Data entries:
"""

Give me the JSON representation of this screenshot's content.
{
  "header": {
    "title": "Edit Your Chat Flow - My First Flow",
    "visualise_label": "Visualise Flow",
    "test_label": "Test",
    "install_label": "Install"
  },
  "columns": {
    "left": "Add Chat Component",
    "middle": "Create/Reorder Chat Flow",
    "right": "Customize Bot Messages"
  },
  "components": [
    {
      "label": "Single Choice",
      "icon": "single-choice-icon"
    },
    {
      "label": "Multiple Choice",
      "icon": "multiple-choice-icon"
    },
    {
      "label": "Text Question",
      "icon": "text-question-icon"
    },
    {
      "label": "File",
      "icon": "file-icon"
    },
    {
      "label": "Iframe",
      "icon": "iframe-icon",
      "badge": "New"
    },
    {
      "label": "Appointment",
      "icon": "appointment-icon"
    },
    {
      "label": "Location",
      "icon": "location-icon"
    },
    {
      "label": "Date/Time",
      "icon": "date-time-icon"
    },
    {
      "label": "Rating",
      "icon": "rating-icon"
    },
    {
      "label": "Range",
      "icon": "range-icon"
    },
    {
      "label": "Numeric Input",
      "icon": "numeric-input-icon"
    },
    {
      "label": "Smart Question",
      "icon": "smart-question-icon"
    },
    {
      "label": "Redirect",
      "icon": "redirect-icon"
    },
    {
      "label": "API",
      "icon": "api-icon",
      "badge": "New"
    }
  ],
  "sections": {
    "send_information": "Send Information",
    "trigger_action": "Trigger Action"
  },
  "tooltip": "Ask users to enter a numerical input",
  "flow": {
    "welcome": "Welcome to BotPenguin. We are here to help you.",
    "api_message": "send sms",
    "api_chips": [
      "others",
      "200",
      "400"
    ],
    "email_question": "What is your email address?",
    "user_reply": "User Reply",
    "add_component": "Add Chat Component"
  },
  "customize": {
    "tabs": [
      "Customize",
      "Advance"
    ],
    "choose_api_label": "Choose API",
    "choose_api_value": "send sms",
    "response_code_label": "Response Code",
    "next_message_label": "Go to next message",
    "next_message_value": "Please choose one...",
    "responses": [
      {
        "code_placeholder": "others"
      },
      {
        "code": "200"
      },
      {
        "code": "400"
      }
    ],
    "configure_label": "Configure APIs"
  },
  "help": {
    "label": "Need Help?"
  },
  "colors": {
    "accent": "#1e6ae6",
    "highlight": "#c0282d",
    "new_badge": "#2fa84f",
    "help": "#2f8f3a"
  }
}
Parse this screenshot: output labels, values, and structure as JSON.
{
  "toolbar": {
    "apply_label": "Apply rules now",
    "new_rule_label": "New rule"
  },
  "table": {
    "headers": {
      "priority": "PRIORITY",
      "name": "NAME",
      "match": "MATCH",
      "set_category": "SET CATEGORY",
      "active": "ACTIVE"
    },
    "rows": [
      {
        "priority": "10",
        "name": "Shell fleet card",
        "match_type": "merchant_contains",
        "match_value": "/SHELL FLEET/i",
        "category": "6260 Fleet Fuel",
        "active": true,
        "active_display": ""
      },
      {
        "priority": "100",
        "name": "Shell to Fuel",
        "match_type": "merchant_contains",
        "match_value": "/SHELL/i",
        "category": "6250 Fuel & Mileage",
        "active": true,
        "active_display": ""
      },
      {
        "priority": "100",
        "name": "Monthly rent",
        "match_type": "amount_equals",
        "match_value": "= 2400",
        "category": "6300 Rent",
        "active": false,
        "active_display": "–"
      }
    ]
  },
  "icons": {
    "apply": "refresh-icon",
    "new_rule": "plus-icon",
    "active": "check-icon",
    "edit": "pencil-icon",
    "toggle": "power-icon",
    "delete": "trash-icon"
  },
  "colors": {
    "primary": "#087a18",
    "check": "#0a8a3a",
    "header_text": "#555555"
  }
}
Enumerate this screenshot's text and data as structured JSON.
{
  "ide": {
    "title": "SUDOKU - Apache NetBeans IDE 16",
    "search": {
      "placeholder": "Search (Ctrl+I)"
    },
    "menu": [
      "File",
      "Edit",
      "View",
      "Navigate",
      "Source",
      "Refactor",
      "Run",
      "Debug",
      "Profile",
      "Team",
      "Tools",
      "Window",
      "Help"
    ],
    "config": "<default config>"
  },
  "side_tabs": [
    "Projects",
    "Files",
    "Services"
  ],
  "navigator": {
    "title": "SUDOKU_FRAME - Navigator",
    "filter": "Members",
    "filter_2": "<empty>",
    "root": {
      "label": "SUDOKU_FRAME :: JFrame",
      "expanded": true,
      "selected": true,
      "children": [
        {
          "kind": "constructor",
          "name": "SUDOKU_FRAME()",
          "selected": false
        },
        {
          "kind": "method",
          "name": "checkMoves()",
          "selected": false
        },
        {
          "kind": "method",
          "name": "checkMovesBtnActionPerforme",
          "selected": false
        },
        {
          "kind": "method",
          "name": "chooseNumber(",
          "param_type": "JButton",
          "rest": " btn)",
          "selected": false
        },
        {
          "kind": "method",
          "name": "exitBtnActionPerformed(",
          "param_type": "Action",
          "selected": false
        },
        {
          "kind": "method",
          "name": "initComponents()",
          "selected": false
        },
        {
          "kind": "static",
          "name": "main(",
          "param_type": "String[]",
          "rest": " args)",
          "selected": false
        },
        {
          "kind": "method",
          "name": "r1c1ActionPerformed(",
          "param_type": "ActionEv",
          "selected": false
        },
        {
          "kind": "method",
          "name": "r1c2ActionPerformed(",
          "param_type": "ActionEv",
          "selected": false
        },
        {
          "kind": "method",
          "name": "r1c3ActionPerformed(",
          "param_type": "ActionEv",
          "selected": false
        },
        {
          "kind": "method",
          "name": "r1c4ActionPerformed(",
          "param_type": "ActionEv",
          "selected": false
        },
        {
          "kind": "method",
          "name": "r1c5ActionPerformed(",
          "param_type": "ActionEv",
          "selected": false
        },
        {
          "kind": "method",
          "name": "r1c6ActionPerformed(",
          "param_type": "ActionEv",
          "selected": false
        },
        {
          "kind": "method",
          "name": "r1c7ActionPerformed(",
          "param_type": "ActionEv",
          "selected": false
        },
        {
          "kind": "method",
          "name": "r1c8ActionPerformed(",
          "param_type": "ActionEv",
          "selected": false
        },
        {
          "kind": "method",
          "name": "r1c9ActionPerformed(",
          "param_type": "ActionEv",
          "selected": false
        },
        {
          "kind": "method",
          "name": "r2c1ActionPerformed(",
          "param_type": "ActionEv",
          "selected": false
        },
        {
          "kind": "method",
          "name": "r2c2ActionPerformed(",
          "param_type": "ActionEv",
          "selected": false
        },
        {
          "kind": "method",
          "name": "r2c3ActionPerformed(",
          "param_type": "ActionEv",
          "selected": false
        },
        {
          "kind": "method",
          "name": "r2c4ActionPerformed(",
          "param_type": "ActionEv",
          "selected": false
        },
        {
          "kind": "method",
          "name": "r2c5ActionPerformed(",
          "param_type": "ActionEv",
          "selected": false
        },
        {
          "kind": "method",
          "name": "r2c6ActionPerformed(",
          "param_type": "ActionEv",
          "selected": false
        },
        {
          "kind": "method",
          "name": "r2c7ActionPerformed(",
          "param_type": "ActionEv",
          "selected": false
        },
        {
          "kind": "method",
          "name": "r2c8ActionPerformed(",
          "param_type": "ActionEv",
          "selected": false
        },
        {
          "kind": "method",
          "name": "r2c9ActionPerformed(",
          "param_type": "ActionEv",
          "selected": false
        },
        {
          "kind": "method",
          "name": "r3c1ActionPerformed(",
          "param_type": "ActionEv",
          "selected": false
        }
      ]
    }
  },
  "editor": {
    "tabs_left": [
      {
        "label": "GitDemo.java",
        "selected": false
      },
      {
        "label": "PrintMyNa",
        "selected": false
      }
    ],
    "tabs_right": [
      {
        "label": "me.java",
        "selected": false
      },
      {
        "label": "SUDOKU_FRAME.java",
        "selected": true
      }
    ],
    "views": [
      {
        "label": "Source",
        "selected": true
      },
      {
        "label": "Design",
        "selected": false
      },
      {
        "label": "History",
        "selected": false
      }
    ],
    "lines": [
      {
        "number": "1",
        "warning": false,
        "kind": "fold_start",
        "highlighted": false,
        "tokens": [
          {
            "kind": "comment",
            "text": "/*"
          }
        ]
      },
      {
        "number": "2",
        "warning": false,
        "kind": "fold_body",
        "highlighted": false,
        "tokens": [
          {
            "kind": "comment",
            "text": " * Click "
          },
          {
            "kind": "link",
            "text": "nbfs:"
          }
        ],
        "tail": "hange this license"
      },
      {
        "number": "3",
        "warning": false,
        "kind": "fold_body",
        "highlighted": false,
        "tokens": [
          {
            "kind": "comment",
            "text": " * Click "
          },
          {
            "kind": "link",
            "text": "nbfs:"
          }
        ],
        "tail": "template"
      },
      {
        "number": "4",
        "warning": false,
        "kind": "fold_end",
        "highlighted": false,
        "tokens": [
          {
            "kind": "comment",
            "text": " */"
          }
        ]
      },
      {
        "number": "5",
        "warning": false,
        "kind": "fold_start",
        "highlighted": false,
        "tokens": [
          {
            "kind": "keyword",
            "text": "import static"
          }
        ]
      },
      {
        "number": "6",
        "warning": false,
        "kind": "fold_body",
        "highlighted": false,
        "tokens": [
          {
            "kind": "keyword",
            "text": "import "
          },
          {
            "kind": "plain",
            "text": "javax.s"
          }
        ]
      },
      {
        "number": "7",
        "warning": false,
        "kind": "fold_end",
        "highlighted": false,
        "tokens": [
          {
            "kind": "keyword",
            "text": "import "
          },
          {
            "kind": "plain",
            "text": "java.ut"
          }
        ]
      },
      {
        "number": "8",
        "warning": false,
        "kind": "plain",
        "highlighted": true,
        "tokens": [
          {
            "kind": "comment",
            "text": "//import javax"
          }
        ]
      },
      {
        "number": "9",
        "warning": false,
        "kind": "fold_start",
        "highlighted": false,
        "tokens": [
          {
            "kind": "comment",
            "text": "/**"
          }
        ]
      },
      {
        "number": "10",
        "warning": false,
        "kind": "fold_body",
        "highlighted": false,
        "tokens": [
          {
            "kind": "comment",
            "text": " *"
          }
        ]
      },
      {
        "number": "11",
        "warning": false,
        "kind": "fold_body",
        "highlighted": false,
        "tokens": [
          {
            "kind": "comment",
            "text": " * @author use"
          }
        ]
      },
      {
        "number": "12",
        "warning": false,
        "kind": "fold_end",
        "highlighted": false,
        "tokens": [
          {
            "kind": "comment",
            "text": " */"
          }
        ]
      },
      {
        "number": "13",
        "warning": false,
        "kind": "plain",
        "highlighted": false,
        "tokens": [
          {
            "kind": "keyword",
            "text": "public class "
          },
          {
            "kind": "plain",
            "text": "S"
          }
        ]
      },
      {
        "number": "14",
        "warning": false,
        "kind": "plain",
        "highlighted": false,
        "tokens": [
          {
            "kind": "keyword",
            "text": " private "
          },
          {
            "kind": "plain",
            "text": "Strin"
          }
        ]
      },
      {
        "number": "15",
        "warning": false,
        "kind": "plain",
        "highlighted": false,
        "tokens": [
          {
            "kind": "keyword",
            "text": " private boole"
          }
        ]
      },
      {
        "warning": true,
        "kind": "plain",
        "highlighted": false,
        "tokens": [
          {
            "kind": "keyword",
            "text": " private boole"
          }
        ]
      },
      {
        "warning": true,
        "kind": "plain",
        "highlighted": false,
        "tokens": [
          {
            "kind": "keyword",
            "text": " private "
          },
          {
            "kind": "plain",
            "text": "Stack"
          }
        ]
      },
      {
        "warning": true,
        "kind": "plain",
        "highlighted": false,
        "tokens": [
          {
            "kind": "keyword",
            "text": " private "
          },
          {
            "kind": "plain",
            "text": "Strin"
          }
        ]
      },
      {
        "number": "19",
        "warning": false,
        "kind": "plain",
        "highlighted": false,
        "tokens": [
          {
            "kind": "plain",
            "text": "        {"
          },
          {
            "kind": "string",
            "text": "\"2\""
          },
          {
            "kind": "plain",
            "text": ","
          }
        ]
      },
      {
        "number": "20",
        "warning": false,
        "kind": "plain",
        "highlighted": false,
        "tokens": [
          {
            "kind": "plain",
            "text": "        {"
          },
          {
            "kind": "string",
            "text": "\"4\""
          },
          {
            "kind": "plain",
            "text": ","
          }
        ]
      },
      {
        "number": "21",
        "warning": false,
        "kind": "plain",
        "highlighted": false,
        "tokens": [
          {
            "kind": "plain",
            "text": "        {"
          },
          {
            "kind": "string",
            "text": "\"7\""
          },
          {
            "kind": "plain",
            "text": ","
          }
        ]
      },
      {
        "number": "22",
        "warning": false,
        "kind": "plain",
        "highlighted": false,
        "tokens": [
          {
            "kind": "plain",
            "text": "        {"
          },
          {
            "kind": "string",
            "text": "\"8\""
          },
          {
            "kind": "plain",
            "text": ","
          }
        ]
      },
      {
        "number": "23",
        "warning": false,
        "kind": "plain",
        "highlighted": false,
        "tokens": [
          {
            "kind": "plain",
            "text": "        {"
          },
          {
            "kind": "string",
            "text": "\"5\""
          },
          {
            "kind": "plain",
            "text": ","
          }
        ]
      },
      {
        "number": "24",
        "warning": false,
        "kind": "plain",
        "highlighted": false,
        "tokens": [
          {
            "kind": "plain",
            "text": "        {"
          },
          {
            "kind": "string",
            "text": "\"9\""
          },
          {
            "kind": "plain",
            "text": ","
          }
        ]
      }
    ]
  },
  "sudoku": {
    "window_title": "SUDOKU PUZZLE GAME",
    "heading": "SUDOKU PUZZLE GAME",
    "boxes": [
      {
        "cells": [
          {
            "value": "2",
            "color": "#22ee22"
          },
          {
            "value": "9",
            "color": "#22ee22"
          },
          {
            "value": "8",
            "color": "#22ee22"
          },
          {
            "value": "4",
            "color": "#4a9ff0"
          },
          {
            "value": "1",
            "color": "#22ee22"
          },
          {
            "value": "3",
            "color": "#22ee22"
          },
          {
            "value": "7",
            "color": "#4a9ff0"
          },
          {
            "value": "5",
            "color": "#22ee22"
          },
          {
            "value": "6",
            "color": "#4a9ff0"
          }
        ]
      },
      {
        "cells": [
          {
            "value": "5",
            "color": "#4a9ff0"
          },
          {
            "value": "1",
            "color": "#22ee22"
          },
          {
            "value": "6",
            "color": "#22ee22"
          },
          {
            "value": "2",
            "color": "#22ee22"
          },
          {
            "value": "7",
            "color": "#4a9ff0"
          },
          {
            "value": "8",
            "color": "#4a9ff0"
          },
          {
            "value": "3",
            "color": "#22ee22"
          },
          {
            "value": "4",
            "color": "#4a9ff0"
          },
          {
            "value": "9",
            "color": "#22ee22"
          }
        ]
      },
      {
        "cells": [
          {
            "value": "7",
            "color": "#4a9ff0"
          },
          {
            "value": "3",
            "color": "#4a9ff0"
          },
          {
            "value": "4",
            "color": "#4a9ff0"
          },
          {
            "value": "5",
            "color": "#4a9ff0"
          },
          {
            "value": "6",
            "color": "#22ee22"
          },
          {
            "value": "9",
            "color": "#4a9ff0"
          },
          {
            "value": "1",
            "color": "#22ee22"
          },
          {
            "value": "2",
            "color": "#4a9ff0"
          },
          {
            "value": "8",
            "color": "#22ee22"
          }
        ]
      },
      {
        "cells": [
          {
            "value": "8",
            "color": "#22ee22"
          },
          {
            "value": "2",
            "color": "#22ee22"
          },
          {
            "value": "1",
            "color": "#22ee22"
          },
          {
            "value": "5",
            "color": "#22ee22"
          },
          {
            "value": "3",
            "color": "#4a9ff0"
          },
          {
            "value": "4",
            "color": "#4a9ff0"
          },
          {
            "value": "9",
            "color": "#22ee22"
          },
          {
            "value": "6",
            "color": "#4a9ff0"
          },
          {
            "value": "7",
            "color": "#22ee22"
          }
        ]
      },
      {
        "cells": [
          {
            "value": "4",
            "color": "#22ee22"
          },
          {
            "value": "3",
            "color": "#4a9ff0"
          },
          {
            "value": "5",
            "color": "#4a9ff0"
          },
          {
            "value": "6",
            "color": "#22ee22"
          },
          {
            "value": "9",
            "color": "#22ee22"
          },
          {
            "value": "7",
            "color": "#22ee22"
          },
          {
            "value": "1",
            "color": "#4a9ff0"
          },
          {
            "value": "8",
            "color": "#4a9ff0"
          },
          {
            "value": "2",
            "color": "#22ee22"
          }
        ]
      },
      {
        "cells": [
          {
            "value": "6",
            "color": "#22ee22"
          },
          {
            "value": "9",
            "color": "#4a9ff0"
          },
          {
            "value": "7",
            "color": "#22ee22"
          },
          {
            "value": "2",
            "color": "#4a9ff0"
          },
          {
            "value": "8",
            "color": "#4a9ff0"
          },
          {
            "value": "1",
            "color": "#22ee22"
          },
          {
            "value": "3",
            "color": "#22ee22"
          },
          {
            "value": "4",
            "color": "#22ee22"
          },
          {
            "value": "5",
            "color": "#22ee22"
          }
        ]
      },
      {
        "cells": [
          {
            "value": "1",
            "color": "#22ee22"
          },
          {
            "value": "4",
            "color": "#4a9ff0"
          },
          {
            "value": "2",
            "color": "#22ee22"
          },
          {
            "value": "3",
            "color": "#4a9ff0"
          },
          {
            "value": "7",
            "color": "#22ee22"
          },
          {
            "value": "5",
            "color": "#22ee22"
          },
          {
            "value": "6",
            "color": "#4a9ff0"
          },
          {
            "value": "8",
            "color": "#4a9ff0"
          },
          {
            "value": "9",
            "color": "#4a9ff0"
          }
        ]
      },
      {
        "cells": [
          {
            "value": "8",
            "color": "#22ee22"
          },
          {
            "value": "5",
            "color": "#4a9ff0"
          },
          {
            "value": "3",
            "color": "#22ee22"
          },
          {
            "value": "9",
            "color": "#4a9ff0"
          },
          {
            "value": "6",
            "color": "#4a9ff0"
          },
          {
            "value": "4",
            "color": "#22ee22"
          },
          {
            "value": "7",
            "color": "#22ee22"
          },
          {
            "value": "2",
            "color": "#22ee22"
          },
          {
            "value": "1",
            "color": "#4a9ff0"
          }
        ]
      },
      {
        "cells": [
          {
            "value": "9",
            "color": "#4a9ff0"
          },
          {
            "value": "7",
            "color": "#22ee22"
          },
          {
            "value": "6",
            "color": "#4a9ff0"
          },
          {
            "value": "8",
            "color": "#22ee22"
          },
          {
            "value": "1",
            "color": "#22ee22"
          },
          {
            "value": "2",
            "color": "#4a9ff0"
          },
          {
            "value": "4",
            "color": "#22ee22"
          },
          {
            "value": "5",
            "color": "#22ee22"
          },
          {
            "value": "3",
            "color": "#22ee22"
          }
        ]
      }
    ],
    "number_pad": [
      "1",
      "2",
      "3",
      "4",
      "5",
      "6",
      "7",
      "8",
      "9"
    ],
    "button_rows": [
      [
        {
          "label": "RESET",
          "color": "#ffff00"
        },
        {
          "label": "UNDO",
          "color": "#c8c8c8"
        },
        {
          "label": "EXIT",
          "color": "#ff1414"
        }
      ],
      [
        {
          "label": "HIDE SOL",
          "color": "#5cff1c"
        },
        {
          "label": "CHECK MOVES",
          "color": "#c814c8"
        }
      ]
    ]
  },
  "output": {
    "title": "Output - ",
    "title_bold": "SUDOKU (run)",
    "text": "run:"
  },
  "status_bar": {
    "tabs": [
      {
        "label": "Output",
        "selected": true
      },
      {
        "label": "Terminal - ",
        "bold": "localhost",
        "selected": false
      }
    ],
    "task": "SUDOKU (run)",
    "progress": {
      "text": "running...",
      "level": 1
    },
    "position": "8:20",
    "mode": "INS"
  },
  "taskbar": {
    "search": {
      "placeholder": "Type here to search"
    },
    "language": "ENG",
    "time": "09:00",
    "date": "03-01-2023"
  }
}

"""

WORK TO BE COMPLETED: Copy every line of the listing that contains the word "JSON".

THE ANSWER:
Give me the JSON representation of this screenshot's content.
Parse this screenshot: output labels, values, and structure as JSON.
Enumerate this screenshot's text and data as structured JSON.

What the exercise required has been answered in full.